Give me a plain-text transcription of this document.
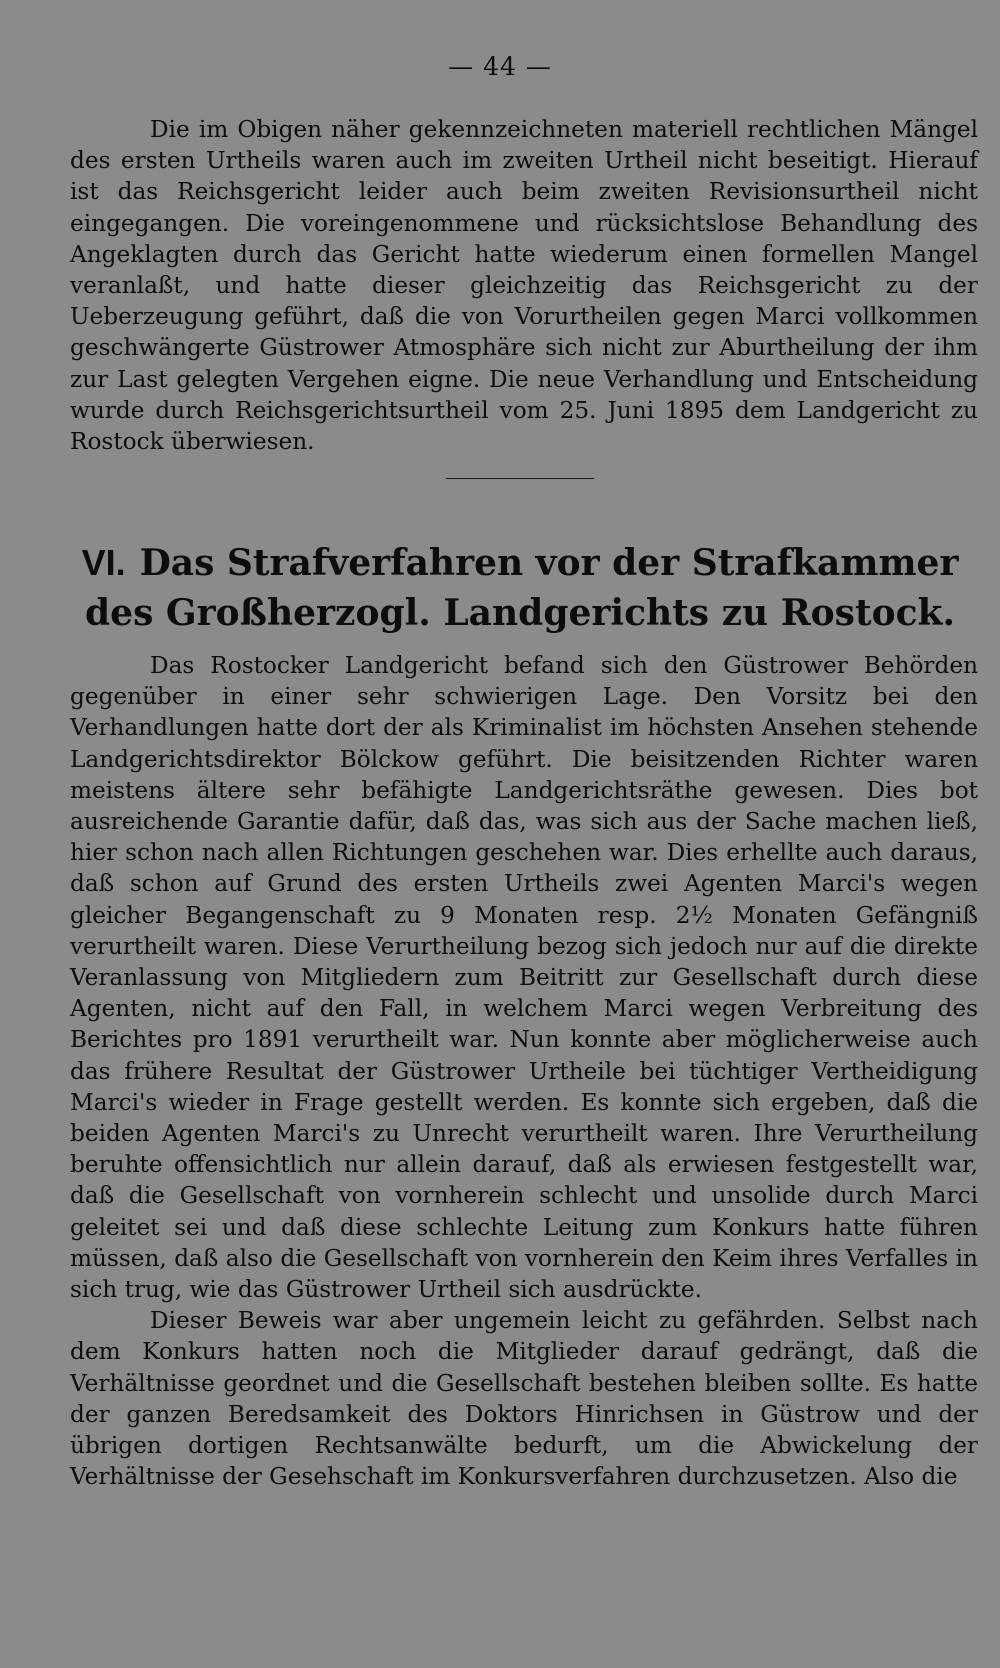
— 44 —

Die im Obigen näher gekennzeichneten materiell rechtlichen Mängel des ersten Urtheils waren auch im zweiten Urtheil nicht beseitigt. Hierauf ist das Reichsgericht leider auch beim zweiten Revisionsurtheil nicht eingegangen. Die voreingenommene und rücksichtslose Behandlung des Angeklagten durch das Gericht hatte wiederum einen formellen Mangel veranlaßt, und hatte dieser gleichzeitig das Reichsgericht zu der Ueberzeugung geführt, daß die von Vorurtheilen gegen Marci vollkommen geschwängerte Güstrower Atmosphäre sich nicht zur Aburtheilung der ihm zur Last gelegten Vergehen eigne. Die neue Verhandlung und Entscheidung wurde durch Reichsgerichtsurtheil vom 25. Juni 1895 dem Landgericht zu Rostock überwiesen.

VI. Das Strafverfahren vor der Strafkammer des Großherzogl. Landgerichts zu Rostock.

Das Rostocker Landgericht befand sich den Güstrower Behörden gegenüber in einer sehr schwierigen Lage. Den Vorsitz bei den Verhandlungen hatte dort der als Kriminalist im höchsten Ansehen stehende Landgerichtsdirektor Bölckow geführt. Die beisitzenden Richter waren meistens ältere sehr befähigte Landgerichtsräthe gewesen. Dies bot ausreichende Garantie dafür, daß das, was sich aus der Sache machen ließ, hier schon nach allen Richtungen geschehen war. Dies erhellte auch daraus, daß schon auf Grund des ersten Urtheils zwei Agenten Marci's wegen gleicher Begangenschaft zu 9 Monaten resp. 2½ Monaten Gefängniß verurtheilt waren. Diese Verurtheilung bezog sich jedoch nur auf die direkte Veranlassung von Mitgliedern zum Beitritt zur Gesellschaft durch diese Agenten, nicht auf den Fall, in welchem Marci wegen Verbreitung des Berichtes pro 1891 verurtheilt war. Nun konnte aber möglicherweise auch das frühere Resultat der Güstrower Urtheile bei tüchtiger Vertheidigung Marci's wieder in Frage gestellt werden. Es konnte sich ergeben, daß die beiden Agenten Marci's zu Unrecht verurtheilt waren. Ihre Verurtheilung beruhte offensichtlich nur allein darauf, daß als erwiesen festgestellt war, daß die Gesellschaft von vornherein schlecht und unsolide durch Marci geleitet sei und daß diese schlechte Leitung zum Konkurs hatte führen müssen, daß also die Gesellschaft von vornherein den Keim ihres Verfalles in sich trug, wie das Güstrower Urtheil sich ausdrückte.

Dieser Beweis war aber ungemein leicht zu gefährden. Selbst nach dem Konkurs hatten noch die Mitglieder darauf gedrängt, daß die Verhältnisse geordnet und die Gesellschaft bestehen bleiben sollte. Es hatte der ganzen Beredsamkeit des Doktors Hinrichsen in Güstrow und der übrigen dortigen Rechtsanwälte bedurft, um die Abwickelung der Verhältnisse der Gesehschaft im Konkursverfahren durchzusetzen. Also die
+ + +
[YOUR ASSIGNMENT]
Transcribe all the records above word for word, without their images.

[ANSWER SECTION]
Give me a plain-text transcription of this document.
— 44 —

Die im Obigen näher gekennzeichneten materiell rechtlichen Mängel des ersten Urtheils waren auch im zweiten Urtheil nicht beseitigt. Hierauf ist das Reichsgericht leider auch beim zweiten Revisionsurtheil nicht eingegangen. Die voreingenommene und rücksichtslose Behandlung des Angeklagten durch das Gericht hatte wiederum einen formellen Mangel veranlaßt, und hatte dieser gleichzeitig das Reichsgericht zu der Ueberzeugung geführt, daß die von Vorurtheilen gegen Marci vollkommen geschwängerte Güstrower Atmosphäre sich nicht zur Aburtheilung der ihm zur Last gelegten Vergehen eigne. Die neue Verhandlung und Entscheidung wurde durch Reichsgerichtsurtheil vom 25. Juni 1895 dem Landgericht zu Rostock überwiesen.

VI. Das Strafverfahren vor der Strafkammer des Großherzogl. Landgerichts zu Rostock.

Das Rostocker Landgericht befand sich den Güstrower Behörden gegenüber in einer sehr schwierigen Lage. Den Vorsitz bei den Verhandlungen hatte dort der als Kriminalist im höchsten Ansehen stehende Landgerichtsdirektor Bölckow geführt. Die beisitzenden Richter waren meistens ältere sehr befähigte Landgerichtsräthe gewesen. Dies bot ausreichende Garantie dafür, daß das, was sich aus der Sache machen ließ, hier schon nach allen Richtungen geschehen war. Dies erhellte auch daraus, daß schon auf Grund des ersten Urtheils zwei Agenten Marci's wegen gleicher Begangenschaft zu 9 Monaten resp. 2½ Monaten Gefängniß verurtheilt waren. Diese Verurtheilung bezog sich jedoch nur auf die direkte Veranlassung von Mitgliedern zum Beitritt zur Gesellschaft durch diese Agenten, nicht auf den Fall, in welchem Marci wegen Verbreitung des Berichtes pro 1891 verurtheilt war. Nun konnte aber möglicherweise auch das frühere Resultat der Güstrower Urtheile bei tüchtiger Vertheidigung Marci's wieder in Frage gestellt werden. Es konnte sich ergeben, daß die beiden Agenten Marci's zu Unrecht verurtheilt waren. Ihre Verurtheilung beruhte offensichtlich nur allein darauf, daß als erwiesen festgestellt war, daß die Gesellschaft von vornherein schlecht und unsolide durch Marci geleitet sei und daß diese schlechte Leitung zum Konkurs hatte führen müssen, daß also die Gesellschaft von vornherein den Keim ihres Verfalles in sich trug, wie das Güstrower Urtheil sich ausdrückte.

Dieser Beweis war aber ungemein leicht zu gefährden. Selbst nach dem Konkurs hatten noch die Mitglieder darauf gedrängt, daß die Verhältnisse geordnet und die Gesellschaft bestehen bleiben sollte. Es hatte der ganzen Beredsamkeit des Doktors Hinrichsen in Güstrow und der übrigen dortigen Rechtsanwälte bedurft, um die Abwickelung der Verhältnisse der Gesehschaft im Konkursverfahren durchzusetzen. Also die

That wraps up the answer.